Given problem - Write each line out exactly, leaving none out.

Records shown -

#####

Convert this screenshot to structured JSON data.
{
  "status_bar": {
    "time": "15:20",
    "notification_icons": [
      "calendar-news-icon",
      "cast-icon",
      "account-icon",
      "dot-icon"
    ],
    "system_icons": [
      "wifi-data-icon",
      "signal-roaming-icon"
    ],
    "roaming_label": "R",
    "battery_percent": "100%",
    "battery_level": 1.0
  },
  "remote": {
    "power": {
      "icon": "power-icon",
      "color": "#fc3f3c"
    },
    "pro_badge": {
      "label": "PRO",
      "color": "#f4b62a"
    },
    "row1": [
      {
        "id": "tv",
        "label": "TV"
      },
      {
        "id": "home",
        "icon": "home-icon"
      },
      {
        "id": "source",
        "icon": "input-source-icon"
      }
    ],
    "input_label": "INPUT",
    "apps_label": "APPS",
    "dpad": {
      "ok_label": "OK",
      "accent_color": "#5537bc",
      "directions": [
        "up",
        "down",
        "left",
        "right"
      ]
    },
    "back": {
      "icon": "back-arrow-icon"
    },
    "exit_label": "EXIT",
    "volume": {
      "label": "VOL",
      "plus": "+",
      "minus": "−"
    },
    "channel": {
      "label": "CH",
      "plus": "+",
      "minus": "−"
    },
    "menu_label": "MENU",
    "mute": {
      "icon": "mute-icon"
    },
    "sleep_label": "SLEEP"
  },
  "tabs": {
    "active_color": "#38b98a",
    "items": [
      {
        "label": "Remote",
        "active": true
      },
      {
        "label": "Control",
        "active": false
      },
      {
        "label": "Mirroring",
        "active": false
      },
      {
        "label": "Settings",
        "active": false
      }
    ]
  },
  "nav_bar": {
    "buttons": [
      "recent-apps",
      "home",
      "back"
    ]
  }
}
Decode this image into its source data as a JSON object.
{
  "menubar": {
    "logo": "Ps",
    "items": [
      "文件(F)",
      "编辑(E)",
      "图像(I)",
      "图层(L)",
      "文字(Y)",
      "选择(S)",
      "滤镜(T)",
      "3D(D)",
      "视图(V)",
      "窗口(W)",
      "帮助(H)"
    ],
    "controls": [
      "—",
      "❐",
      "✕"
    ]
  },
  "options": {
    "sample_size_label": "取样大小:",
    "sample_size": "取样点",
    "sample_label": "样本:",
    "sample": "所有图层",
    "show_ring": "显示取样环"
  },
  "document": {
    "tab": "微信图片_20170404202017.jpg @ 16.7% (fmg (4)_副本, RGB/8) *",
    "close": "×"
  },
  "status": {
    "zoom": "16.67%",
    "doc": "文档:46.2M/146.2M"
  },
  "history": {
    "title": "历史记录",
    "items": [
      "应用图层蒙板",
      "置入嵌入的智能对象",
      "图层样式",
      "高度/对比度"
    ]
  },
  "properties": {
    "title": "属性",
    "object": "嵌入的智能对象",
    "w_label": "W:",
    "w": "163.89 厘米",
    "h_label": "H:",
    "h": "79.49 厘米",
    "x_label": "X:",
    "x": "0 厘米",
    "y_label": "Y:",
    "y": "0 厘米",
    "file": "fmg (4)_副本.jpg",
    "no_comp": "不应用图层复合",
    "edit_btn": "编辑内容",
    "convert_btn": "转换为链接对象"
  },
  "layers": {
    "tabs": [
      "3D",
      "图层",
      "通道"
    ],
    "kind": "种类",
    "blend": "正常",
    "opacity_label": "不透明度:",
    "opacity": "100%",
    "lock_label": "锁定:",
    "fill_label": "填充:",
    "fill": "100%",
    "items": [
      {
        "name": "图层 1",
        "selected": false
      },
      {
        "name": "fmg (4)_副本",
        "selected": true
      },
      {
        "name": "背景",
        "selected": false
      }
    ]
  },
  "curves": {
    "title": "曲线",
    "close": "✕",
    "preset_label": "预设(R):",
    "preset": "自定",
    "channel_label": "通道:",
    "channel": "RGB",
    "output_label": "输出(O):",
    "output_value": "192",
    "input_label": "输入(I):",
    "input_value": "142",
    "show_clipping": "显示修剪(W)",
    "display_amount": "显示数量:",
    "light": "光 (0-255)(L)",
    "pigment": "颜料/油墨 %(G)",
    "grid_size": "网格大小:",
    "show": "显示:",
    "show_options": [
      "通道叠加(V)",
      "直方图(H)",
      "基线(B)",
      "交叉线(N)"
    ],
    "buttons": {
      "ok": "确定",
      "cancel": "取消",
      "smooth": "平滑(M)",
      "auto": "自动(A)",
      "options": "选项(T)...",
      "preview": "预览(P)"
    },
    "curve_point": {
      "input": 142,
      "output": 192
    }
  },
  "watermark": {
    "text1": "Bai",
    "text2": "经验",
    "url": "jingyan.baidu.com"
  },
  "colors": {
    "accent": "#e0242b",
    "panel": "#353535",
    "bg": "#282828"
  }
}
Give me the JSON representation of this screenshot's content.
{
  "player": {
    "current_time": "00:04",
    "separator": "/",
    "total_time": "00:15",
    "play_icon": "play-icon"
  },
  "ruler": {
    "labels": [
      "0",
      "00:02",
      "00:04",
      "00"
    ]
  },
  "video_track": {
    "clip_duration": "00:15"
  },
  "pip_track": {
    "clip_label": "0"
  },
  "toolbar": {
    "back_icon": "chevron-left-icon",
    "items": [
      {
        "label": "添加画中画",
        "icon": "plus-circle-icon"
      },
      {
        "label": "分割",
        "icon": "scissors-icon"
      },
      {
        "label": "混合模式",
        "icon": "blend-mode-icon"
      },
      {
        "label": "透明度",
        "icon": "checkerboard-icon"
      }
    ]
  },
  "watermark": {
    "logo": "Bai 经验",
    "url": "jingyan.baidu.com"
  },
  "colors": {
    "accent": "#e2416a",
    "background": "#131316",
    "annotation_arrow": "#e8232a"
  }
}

#####

The result -
Convert this screenshot to structured JSON data.
{
  "status_bar": {
    "time": "15:20",
    "notification_icons": [
      "calendar-news-icon",
      "cast-icon",
      "account-icon",
      "dot-icon"
    ],
    "system_icons": [
      "wifi-data-icon",
      "signal-roaming-icon"
    ],
    "roaming_label": "R",
    "battery_percent": "100%",
    "battery_level": 1.0
  },
  "remote": {
    "power": {
      "icon": "power-icon",
      "color": "#fc3f3c"
    },
    "pro_badge": {
      "label": "PRO",
      "color": "#f4b62a"
    },
    "row1": [
      {
        "id": "tv",
        "label": "TV"
      },
      {
        "id": "home",
        "icon": "home-icon"
      },
      {
        "id": "source",
        "icon": "input-source-icon"
      }
    ],
    "input_label": "INPUT",
    "apps_label": "APPS",
    "dpad": {
      "ok_label": "OK",
      "accent_color": "#5537bc",
      "directions": [
        "up",
        "down",
        "left",
        "right"
      ]
    },
    "back": {
      "icon": "back-arrow-icon"
    },
    "exit_label": "EXIT",
    "volume": {
      "label": "VOL",
      "plus": "+",
      "minus": "−"
    },
    "channel": {
      "label": "CH",
      "plus": "+",
      "minus": "−"
    },
    "menu_label": "MENU",
    "mute": {
      "icon": "mute-icon"
    },
    "sleep_label": "SLEEP"
  },
  "tabs": {
    "active_color": "#38b98a",
    "items": [
      {
        "label": "Remote",
        "active": true
      },
      {
        "label": "Control",
        "active": false
      },
      {
        "label": "Mirroring",
        "active": false
      },
      {
        "label": "Settings",
        "active": false
      }
    ]
  },
  "nav_bar": {
    "buttons": [
      "recent-apps",
      "home",
      "back"
    ]
  }
}
Decode this image into its source data as a JSON object.
{
  "menubar": {
    "logo": "Ps",
    "items": [
      "文件(F)",
      "编辑(E)",
      "图像(I)",
      "图层(L)",
      "文字(Y)",
      "选择(S)",
      "滤镜(T)",
      "3D(D)",
      "视图(V)",
      "窗口(W)",
      "帮助(H)"
    ],
    "controls": [
      "—",
      "❐",
      "✕"
    ]
  },
  "options": {
    "sample_size_label": "取样大小:",
    "sample_size": "取样点",
    "sample_label": "样本:",
    "sample": "所有图层",
    "show_ring": "显示取样环"
  },
  "document": {
    "tab": "微信图片_20170404202017.jpg @ 16.7% (fmg (4)_副本, RGB/8) *",
    "close": "×"
  },
  "status": {
    "zoom": "16.67%",
    "doc": "文档:46.2M/146.2M"
  },
  "history": {
    "title": "历史记录",
    "items": [
      "应用图层蒙板",
      "置入嵌入的智能对象",
      "图层样式",
      "高度/对比度"
    ]
  },
  "properties": {
    "title": "属性",
    "object": "嵌入的智能对象",
    "w_label": "W:",
    "w": "163.89 厘米",
    "h_label": "H:",
    "h": "79.49 厘米",
    "x_label": "X:",
    "x": "0 厘米",
    "y_label": "Y:",
    "y": "0 厘米",
    "file": "fmg (4)_副本.jpg",
    "no_comp": "不应用图层复合",
    "edit_btn": "编辑内容",
    "convert_btn": "转换为链接对象"
  },
  "layers": {
    "tabs": [
      "3D",
      "图层",
      "通道"
    ],
    "kind": "种类",
    "blend": "正常",
    "opacity_label": "不透明度:",
    "opacity": "100%",
    "lock_label": "锁定:",
    "fill_label": "填充:",
    "fill": "100%",
    "items": [
      {
        "name": "图层 1",
        "selected": false
      },
      {
        "name": "fmg (4)_副本",
        "selected": true
      },
      {
        "name": "背景",
        "selected": false
      }
    ]
  },
  "curves": {
    "title": "曲线",
    "close": "✕",
    "preset_label": "预设(R):",
    "preset": "自定",
    "channel_label": "通道:",
    "channel": "RGB",
    "output_label": "输出(O):",
    "output_value": "192",
    "input_label": "输入(I):",
    "input_value": "142",
    "show_clipping": "显示修剪(W)",
    "display_amount": "显示数量:",
    "light": "光 (0-255)(L)",
    "pigment": "颜料/油墨 %(G)",
    "grid_size": "网格大小:",
    "show": "显示:",
    "show_options": [
      "通道叠加(V)",
      "直方图(H)",
      "基线(B)",
      "交叉线(N)"
    ],
    "buttons": {
      "ok": "确定",
      "cancel": "取消",
      "smooth": "平滑(M)",
      "auto": "自动(A)",
      "options": "选项(T)...",
      "preview": "预览(P)"
    },
    "curve_point": {
      "input": 142,
      "output": 192
    }
  },
  "watermark": {
    "text1": "Bai",
    "text2": "经验",
    "url": "jingyan.baidu.com"
  },
  "colors": {
    "accent": "#e0242b",
    "panel": "#353535",
    "bg": "#282828"
  }
}
Give me the JSON representation of this screenshot's content.
{
  "player": {
    "current_time": "00:04",
    "separator": "/",
    "total_time": "00:15",
    "play_icon": "play-icon"
  },
  "ruler": {
    "labels": [
      "0",
      "00:02",
      "00:04",
      "00"
    ]
  },
  "video_track": {
    "clip_duration": "00:15"
  },
  "pip_track": {
    "clip_label": "0"
  },
  "toolbar": {
    "back_icon": "chevron-left-icon",
    "items": [
      {
        "label": "添加画中画",
        "icon": "plus-circle-icon"
      },
      {
        "label": "分割",
        "icon": "scissors-icon"
      },
      {
        "label": "混合模式",
        "icon": "blend-mode-icon"
      },
      {
        "label": "透明度",
        "icon": "checkerboard-icon"
      }
    ]
  },
  "watermark": {
    "logo": "Bai 经验",
    "url": "jingyan.baidu.com"
  },
  "colors": {
    "accent": "#e2416a",
    "background": "#131316",
    "annotation_arrow": "#e8232a"
  }
}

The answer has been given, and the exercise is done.